(Figure record extracts)
(begin)
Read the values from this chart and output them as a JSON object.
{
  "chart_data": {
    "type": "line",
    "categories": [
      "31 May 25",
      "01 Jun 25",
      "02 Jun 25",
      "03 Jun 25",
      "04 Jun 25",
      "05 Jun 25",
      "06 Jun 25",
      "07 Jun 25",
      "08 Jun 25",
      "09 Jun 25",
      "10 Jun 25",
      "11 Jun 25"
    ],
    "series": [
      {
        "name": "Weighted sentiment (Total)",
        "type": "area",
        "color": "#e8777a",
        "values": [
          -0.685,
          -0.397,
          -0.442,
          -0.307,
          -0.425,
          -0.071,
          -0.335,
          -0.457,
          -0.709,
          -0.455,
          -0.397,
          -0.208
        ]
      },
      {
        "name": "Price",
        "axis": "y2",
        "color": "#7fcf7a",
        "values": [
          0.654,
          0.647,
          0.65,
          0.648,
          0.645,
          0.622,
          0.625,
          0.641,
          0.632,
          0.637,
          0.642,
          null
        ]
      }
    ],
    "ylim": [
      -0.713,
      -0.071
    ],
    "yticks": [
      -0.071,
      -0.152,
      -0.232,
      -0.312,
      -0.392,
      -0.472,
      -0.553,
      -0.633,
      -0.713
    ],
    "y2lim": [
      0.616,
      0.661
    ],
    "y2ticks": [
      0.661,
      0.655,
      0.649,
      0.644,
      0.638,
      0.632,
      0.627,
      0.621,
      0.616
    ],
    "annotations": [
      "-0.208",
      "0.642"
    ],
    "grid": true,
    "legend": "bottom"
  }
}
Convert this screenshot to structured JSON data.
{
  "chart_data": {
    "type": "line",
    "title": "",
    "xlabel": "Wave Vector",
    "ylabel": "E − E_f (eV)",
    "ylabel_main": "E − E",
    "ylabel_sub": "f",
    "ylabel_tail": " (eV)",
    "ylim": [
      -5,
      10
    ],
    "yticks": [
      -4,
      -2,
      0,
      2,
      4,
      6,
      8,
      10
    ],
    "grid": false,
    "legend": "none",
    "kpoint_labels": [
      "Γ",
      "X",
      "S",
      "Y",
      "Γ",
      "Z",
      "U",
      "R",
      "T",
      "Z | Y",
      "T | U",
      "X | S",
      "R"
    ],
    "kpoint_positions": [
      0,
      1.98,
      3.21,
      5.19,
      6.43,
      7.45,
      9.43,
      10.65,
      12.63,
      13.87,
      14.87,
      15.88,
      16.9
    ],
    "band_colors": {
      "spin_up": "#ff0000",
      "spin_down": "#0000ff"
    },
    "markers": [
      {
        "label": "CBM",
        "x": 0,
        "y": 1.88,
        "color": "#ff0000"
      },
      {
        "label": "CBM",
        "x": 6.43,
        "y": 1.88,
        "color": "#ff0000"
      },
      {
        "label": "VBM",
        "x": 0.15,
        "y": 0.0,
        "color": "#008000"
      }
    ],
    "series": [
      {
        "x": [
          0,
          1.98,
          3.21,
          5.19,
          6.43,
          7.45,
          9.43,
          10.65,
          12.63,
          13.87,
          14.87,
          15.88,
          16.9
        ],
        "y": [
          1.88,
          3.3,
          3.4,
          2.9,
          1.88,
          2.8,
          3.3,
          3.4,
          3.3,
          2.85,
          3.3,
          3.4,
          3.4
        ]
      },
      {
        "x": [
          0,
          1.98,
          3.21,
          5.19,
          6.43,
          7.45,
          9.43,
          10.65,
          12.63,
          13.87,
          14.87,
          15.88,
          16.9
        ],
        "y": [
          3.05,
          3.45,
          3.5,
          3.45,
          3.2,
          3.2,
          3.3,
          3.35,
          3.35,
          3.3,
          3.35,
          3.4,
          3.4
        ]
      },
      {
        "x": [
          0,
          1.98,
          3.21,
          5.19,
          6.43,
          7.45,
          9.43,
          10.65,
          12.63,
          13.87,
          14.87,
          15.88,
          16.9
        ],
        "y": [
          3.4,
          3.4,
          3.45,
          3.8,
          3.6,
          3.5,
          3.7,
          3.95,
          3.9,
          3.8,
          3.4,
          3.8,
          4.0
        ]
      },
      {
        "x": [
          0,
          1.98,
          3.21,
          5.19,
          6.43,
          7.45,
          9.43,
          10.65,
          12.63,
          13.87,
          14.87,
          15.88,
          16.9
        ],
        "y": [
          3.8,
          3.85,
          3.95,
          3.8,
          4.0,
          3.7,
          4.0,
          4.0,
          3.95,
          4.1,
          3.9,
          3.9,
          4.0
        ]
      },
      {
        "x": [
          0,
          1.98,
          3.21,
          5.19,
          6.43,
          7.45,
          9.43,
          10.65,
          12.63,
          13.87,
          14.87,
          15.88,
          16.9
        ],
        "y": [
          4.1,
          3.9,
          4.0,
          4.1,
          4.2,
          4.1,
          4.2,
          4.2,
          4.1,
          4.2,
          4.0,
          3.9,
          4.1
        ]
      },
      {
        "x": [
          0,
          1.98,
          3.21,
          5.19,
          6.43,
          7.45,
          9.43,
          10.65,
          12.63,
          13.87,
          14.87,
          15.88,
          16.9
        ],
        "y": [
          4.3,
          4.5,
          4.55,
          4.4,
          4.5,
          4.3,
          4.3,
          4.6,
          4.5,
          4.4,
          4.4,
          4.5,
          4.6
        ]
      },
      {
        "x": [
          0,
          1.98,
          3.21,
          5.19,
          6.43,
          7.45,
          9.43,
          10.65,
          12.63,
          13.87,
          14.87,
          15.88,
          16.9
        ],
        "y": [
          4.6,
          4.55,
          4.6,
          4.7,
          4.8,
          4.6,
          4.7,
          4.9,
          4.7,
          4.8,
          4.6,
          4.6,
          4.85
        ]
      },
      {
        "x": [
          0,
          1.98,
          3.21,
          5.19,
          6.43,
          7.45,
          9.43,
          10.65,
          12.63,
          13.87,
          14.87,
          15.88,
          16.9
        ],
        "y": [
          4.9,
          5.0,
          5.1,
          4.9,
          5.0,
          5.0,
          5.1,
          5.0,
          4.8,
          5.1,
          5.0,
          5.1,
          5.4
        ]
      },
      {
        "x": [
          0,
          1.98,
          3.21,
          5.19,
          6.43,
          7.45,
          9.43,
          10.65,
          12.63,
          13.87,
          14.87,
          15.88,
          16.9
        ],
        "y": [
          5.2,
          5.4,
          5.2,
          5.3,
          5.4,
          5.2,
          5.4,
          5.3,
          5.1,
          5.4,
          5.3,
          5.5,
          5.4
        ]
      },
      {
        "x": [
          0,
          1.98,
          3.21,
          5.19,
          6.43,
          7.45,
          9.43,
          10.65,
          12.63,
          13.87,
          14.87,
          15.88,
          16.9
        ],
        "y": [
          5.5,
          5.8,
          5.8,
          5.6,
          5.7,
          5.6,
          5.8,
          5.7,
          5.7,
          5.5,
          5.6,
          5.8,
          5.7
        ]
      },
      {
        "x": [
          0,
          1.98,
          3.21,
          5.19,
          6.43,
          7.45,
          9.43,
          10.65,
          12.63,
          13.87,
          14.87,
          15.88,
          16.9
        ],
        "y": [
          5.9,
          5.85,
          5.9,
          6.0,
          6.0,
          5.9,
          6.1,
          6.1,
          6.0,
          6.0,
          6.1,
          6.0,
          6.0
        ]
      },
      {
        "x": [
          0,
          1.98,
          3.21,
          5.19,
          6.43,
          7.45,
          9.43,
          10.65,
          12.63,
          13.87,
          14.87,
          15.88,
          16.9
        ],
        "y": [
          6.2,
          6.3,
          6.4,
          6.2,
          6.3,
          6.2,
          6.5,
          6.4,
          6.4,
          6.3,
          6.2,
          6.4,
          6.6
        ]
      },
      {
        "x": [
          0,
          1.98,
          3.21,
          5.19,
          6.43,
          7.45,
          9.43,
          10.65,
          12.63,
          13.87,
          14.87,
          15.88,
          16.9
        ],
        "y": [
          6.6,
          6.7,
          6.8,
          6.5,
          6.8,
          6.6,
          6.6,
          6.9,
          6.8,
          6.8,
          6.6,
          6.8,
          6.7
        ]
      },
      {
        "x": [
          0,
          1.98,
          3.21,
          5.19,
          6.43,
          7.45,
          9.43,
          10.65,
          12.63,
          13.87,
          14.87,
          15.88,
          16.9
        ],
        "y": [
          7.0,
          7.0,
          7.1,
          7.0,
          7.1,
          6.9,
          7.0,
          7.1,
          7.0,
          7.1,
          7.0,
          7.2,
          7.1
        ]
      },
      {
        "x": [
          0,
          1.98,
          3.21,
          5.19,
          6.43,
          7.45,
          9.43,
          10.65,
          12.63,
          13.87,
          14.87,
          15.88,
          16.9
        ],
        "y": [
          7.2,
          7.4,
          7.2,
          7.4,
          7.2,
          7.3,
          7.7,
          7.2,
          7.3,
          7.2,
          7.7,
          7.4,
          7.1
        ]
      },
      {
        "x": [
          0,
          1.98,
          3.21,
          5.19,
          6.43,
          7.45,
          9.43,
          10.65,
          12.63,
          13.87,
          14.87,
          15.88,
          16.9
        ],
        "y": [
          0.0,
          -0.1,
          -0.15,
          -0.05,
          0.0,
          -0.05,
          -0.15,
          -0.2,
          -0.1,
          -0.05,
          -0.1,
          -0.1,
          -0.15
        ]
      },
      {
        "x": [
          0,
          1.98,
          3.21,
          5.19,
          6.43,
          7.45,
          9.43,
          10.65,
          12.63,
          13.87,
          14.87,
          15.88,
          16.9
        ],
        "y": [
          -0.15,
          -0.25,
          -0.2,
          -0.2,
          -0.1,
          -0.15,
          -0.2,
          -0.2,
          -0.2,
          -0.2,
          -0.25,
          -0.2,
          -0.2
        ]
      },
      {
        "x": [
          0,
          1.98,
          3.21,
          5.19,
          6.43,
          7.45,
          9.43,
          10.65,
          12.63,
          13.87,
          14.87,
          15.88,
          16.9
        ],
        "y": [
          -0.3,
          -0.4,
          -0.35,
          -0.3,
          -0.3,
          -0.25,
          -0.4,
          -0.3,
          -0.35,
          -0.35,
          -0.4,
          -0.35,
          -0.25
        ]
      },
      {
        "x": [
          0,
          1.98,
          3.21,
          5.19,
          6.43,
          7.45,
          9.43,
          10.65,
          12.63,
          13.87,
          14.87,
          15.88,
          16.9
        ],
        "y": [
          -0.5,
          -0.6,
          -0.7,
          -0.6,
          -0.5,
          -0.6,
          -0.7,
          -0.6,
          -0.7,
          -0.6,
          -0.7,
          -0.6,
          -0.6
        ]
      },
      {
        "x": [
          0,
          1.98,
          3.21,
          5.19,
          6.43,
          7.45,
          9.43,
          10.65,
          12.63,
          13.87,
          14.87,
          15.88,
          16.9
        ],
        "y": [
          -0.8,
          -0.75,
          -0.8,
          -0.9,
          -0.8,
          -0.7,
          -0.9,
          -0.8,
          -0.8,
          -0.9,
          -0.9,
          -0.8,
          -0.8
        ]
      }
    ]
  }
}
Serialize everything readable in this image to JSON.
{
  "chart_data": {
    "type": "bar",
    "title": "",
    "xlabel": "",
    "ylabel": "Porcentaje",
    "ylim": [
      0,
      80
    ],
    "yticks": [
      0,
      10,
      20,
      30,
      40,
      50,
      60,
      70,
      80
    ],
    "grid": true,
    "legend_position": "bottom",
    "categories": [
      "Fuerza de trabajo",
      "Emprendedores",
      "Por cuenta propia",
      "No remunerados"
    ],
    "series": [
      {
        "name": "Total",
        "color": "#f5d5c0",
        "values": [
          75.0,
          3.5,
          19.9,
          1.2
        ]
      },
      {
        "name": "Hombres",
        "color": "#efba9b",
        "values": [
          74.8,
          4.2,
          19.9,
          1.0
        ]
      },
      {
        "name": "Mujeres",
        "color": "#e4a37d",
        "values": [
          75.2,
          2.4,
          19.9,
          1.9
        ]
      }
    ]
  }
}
(end)
Problem requirements | Search the data above for the string "this" and copy each line that has it.

Task answer |
Read the values from this chart and output them as a JSON object.
Convert this screenshot to structured JSON data.
Serialize everything readable in this image to JSON.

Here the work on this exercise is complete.